#### Given records ####
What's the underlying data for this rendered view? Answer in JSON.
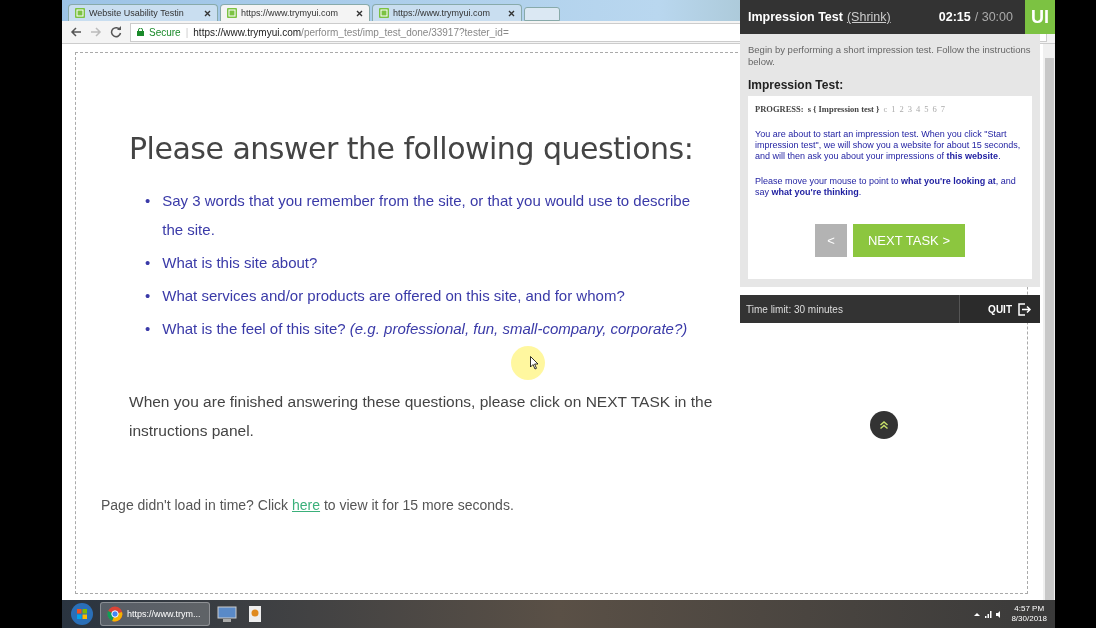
{
  "browser": {
    "tabs": [
      {
        "title": "Website Usability Testin",
        "selected": false
      },
      {
        "title": "https://www.trymyui.com",
        "selected": true
      },
      {
        "title": "https://www.trymyui.com",
        "selected": false
      }
    ],
    "address": {
      "secure_label": "Secure",
      "separator": "|",
      "host": "https://www.trymyui.com",
      "path": "/perform_test/imp_test_done/33917?tester_id="
    }
  },
  "page": {
    "heading": "Please answer the following questions:",
    "questions": [
      {
        "marker": "•",
        "text": "Say 3 words that you remember from the site, or that you would use to describe the site."
      },
      {
        "marker": "•",
        "text": "What is this site about?"
      },
      {
        "marker": "•",
        "text": "What services and/or products are offered on this site, and for whom?"
      },
      {
        "marker": "•",
        "text": "What is the feel of this site? *(e.g. professional, fun, small-company, corporate?)*"
      }
    ],
    "finish_note": "When you are finished answering these questions, please click on NEXT TASK in the instructions panel.",
    "reload_note": {
      "before": "Page didn't load in time? Click ",
      "link": "here",
      "after": " to view it for 15 more seconds."
    }
  },
  "panel": {
    "title": "Impression Test",
    "shrink_link": "(Shrink)",
    "elapsed": "02:15",
    "limit": "/ 30:00",
    "logo": "UI",
    "intro": "Begin by performing a short impression test. Follow the instructions below.",
    "section_title": "Impression Test:",
    "progress": {
      "label": "PROGRESS:",
      "current": "s { Impression test }",
      "upcoming": [
        "c",
        "1",
        "2",
        "3",
        "4",
        "5",
        "6",
        "7"
      ]
    },
    "paragraphs": [
      "You are about to start an impression test. When you click \"Start impression test\", we will show you a website for about 15 seconds, and will then ask you about your impressions of **this website**.",
      "Please move your mouse to point to **what you're looking at**, and say **what you're thinking**."
    ],
    "buttons": [
      {
        "label": "<",
        "disabled": true
      },
      {
        "label": "NEXT TASK >",
        "disabled": false
      }
    ],
    "time_limit": "Time limit: 30 minutes",
    "quit": "QUIT"
  },
  "taskbar": {
    "tasks": [
      {
        "label": "https://www.trym..."
      }
    ],
    "time": "4:57 PM",
    "date": "8/30/2018"
  }
}
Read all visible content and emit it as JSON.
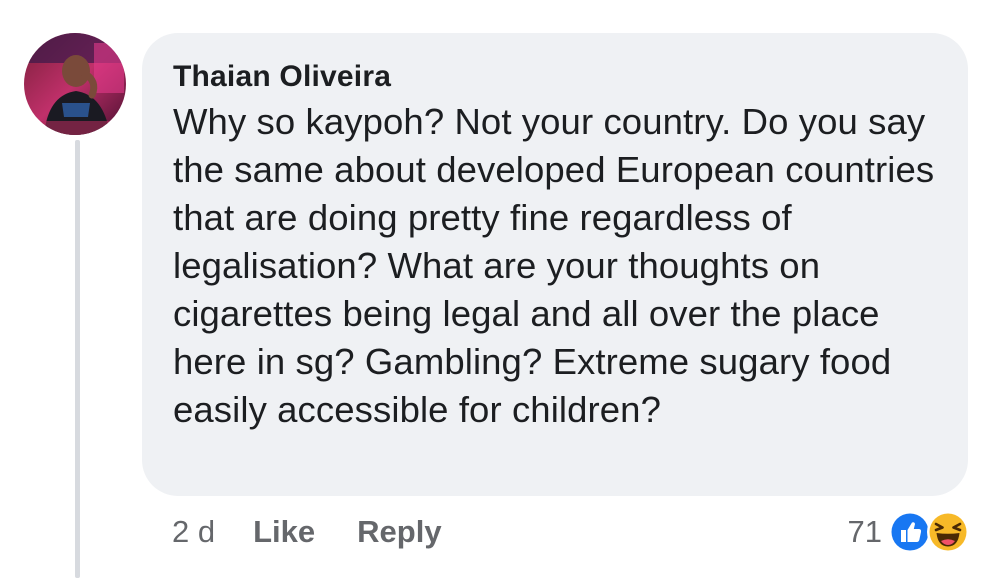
{
  "comment": {
    "author": "Thaian Oliveira",
    "text": "Why so kaypoh? Not your country. Do you say the same about developed European countries that are doing pretty fine regardless of legalisation? What are your thoughts on cigarettes being legal and all over the place here in sg? Gambling? Extreme sugary food easily accessible for children?",
    "timestamp": "2 d",
    "like_label": "Like",
    "reply_label": "Reply",
    "reaction_count": "71",
    "reactions": [
      "like-reaction-icon",
      "haha-reaction-icon"
    ]
  },
  "colors": {
    "bubble": "#eff1f4",
    "text": "#1c1e21",
    "secondary": "#65676b",
    "like_blue": "#1877f2",
    "haha_yellow": "#f7b928"
  }
}
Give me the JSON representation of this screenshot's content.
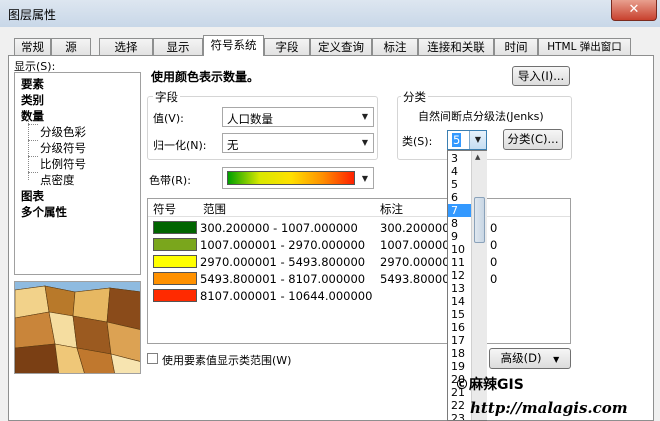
{
  "window": {
    "title": "图层属性",
    "close_glyph": "✕"
  },
  "tabs": [
    {
      "label": "常规"
    },
    {
      "label": "源"
    },
    {
      "label": "选择"
    },
    {
      "label": "显示"
    },
    {
      "label": "符号系统",
      "active": true
    },
    {
      "label": "字段"
    },
    {
      "label": "定义查询"
    },
    {
      "label": "标注"
    },
    {
      "label": "连接和关联"
    },
    {
      "label": "时间"
    },
    {
      "label": "HTML 弹出窗口"
    }
  ],
  "show_panel": {
    "label": "显示(S):",
    "items": [
      {
        "label": "要素",
        "bold": true
      },
      {
        "label": "类别",
        "bold": true
      },
      {
        "label": "数量",
        "bold": true
      },
      {
        "label": "分级色彩",
        "sub": true
      },
      {
        "label": "分级符号",
        "sub": true
      },
      {
        "label": "比例符号",
        "sub": true
      },
      {
        "label": "点密度",
        "sub": true
      },
      {
        "label": "图表",
        "bold": true
      },
      {
        "label": "多个属性",
        "bold": true
      }
    ]
  },
  "heading": "使用颜色表示数量。",
  "import_button": "导入(I)...",
  "fields_group": {
    "title": "字段",
    "value_label": "值(V):",
    "value_selected": "人口数量",
    "normalize_label": "归一化(N):",
    "normalize_selected": "无"
  },
  "classification_group": {
    "title": "分类",
    "method": "自然间断点分级法(Jenks)",
    "classes_label": "类(S):",
    "classes_value": "5",
    "classify_button": "分类(C)..."
  },
  "color_ramp_label": "色带(R):",
  "color_ramp_colors": [
    "#00a000",
    "#d8e800",
    "#ffe000",
    "#ff9000",
    "#ff2000"
  ],
  "table": {
    "headers": [
      "符号",
      "范围",
      "标注"
    ],
    "rows": [
      {
        "color": "#006400",
        "range": "300.200000 - 1007.000000",
        "label": "300.200000 - "
      },
      {
        "color": "#7aa61c",
        "range": "1007.000001 - 2970.000000",
        "label": "1007.000001 - "
      },
      {
        "color": "#ffff00",
        "range": "2970.000001 - 5493.800000",
        "label": "2970.000001 - "
      },
      {
        "color": "#ff9100",
        "range": "5493.800001 - 8107.000000",
        "label": "5493.800001 - "
      },
      {
        "color": "#ff2a00",
        "range": "8107.000001 - 10644.000000",
        "label": "8107.000001 - "
      }
    ],
    "label_suffixes": [
      "0",
      "0",
      "0",
      "0"
    ]
  },
  "dropdown_options": [
    "3",
    "4",
    "5",
    "6",
    "7",
    "8",
    "9",
    "10",
    "11",
    "12",
    "13",
    "14",
    "15",
    "16",
    "17",
    "18",
    "19",
    "20",
    "21",
    "22",
    "23"
  ],
  "dropdown_selected": "7",
  "show_class_ranges_checkbox": "使用要素值显示类范围(W)",
  "advanced_button": "高级(D)",
  "watermark": {
    "line1": "©麻辣GIS",
    "line2": "http://malagis.com"
  }
}
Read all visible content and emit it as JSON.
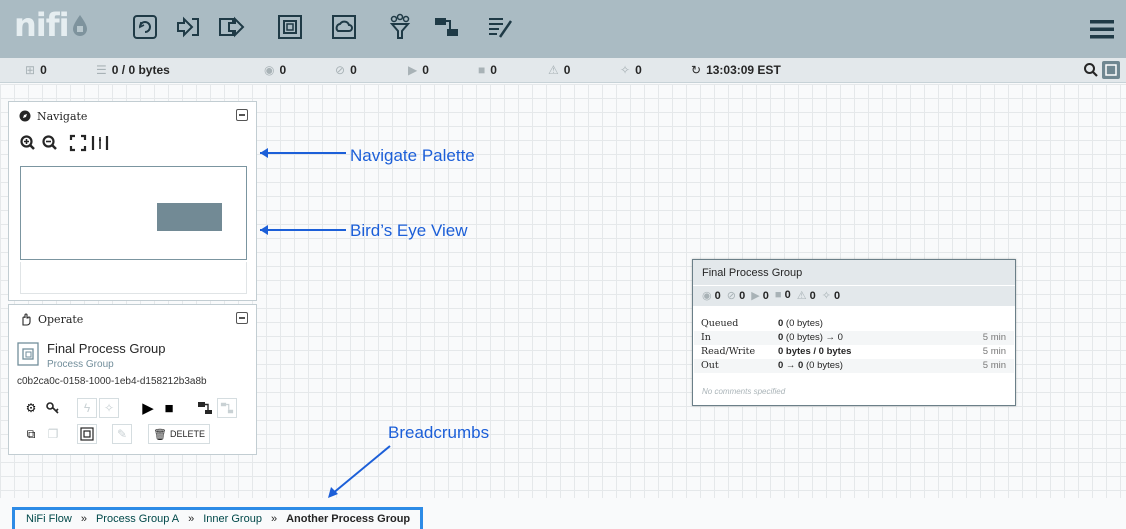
{
  "header": {
    "logo_text": "nifi",
    "toolbar_icons": [
      "processor-icon",
      "input-port-icon",
      "output-port-icon",
      "process-group-icon",
      "remote-process-group-icon",
      "funnel-icon",
      "template-icon",
      "label-icon"
    ],
    "menu_icon": "hamburger-icon"
  },
  "status": {
    "threads": "0",
    "queued": "0 / 0 bytes",
    "transmitting": "0",
    "not_transmitting": "0",
    "running": "0",
    "stopped": "0",
    "invalid": "0",
    "disabled": "0",
    "refresh_time": "13:03:09 EST"
  },
  "navigate": {
    "title": "Navigate"
  },
  "operate": {
    "title": "Operate",
    "component_name": "Final Process Group",
    "component_type": "Process Group",
    "component_id": "c0b2ca0c-0158-1000-1eb4-d158212b3a8b",
    "delete_label": "DELETE"
  },
  "process_group": {
    "name": "Final Process Group",
    "stats": [
      "0",
      "0",
      "0",
      "0",
      "0",
      "0"
    ],
    "rows": [
      {
        "label": "Queued",
        "value_bold": "0",
        "value_rest": " (0 bytes)",
        "time": ""
      },
      {
        "label": "In",
        "value_bold": "0",
        "value_rest": " (0 bytes) → 0",
        "time": "5 min"
      },
      {
        "label": "Read/Write",
        "value_bold": "0 bytes / 0 bytes",
        "value_rest": "",
        "time": "5 min"
      },
      {
        "label": "Out",
        "value_bold": "0 → 0",
        "value_rest": " (0 bytes)",
        "time": "5 min"
      }
    ],
    "comments": "No comments specified"
  },
  "annotations": {
    "navigate_palette": "Navigate Palette",
    "birds_eye_view": "Bird’s Eye View",
    "breadcrumbs": "Breadcrumbs"
  },
  "breadcrumbs": {
    "items": [
      "NiFi Flow",
      "Process Group A",
      "Inner Group",
      "Another Process Group"
    ],
    "separator": "»"
  },
  "colors": {
    "header_bg": "#aabbc3",
    "accent_blue": "#1c5fd8",
    "group_fill": "#728a95"
  }
}
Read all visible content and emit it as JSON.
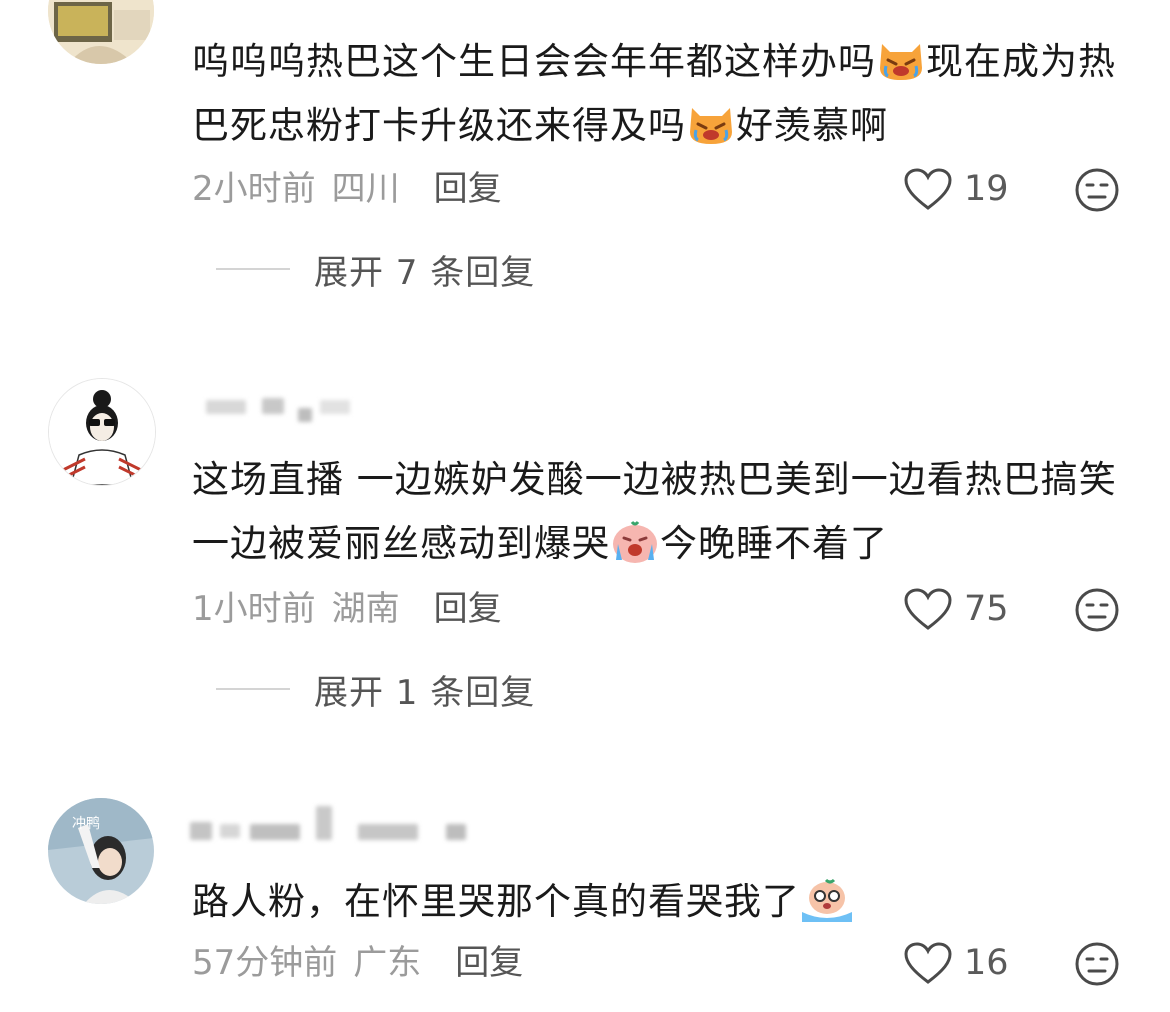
{
  "comments": [
    {
      "text_parts": [
        "呜呜呜热巴这个生日会会年年都这样办吗",
        "现在成为热巴死忠粉打卡升级还来得及吗",
        "好羡慕啊"
      ],
      "emoji": "crying-cat-emoji",
      "time": "2小时前",
      "location": "四川",
      "reply_label": "回复",
      "likes": "19",
      "expand_label": "展开 7 条回复"
    },
    {
      "text_parts": [
        "这场直播 一边嫉妒发酸一边被热巴美到一边看热巴搞笑一边被爱丽丝感动到爆哭",
        "今晚睡不着了"
      ],
      "emoji": "crying-face-emoji",
      "time": "1小时前",
      "location": "湖南",
      "reply_label": "回复",
      "likes": "75",
      "expand_label": "展开 1 条回复"
    },
    {
      "text_parts": [
        "路人粉，在怀里哭那个真的看哭我了"
      ],
      "emoji": "sobbing-emoji",
      "time": "57分钟前",
      "location": "广东",
      "reply_label": "回复",
      "likes": "16",
      "avatar_text": "冲鸭"
    }
  ],
  "colors": {
    "text": "#1a1a1a",
    "meta": "#9b9b9b",
    "action": "#555555",
    "emoji_cat": "#f7a33a",
    "emoji_face": "#f4a3a3"
  }
}
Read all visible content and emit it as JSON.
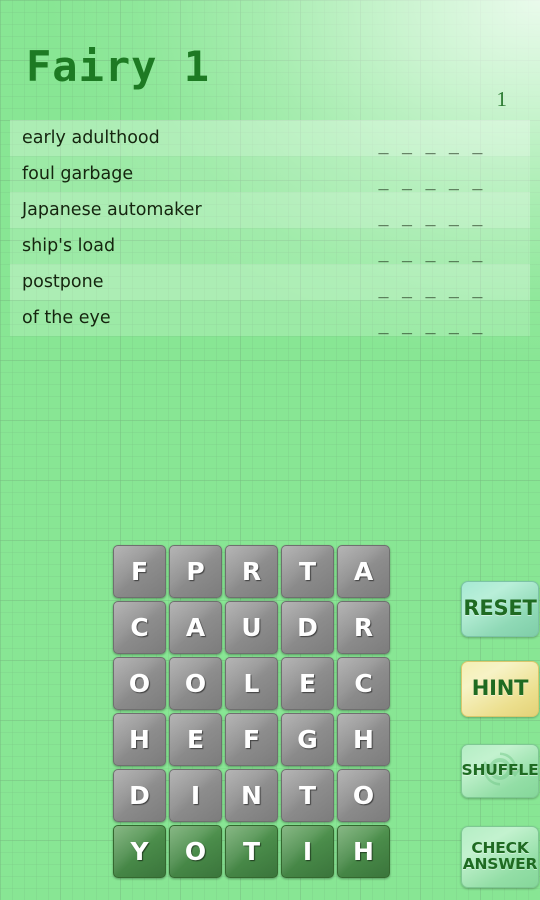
####
Given instruction
From the records above, how many lines include the word "disabled"? Only the number is wanted.

Finished exercise
3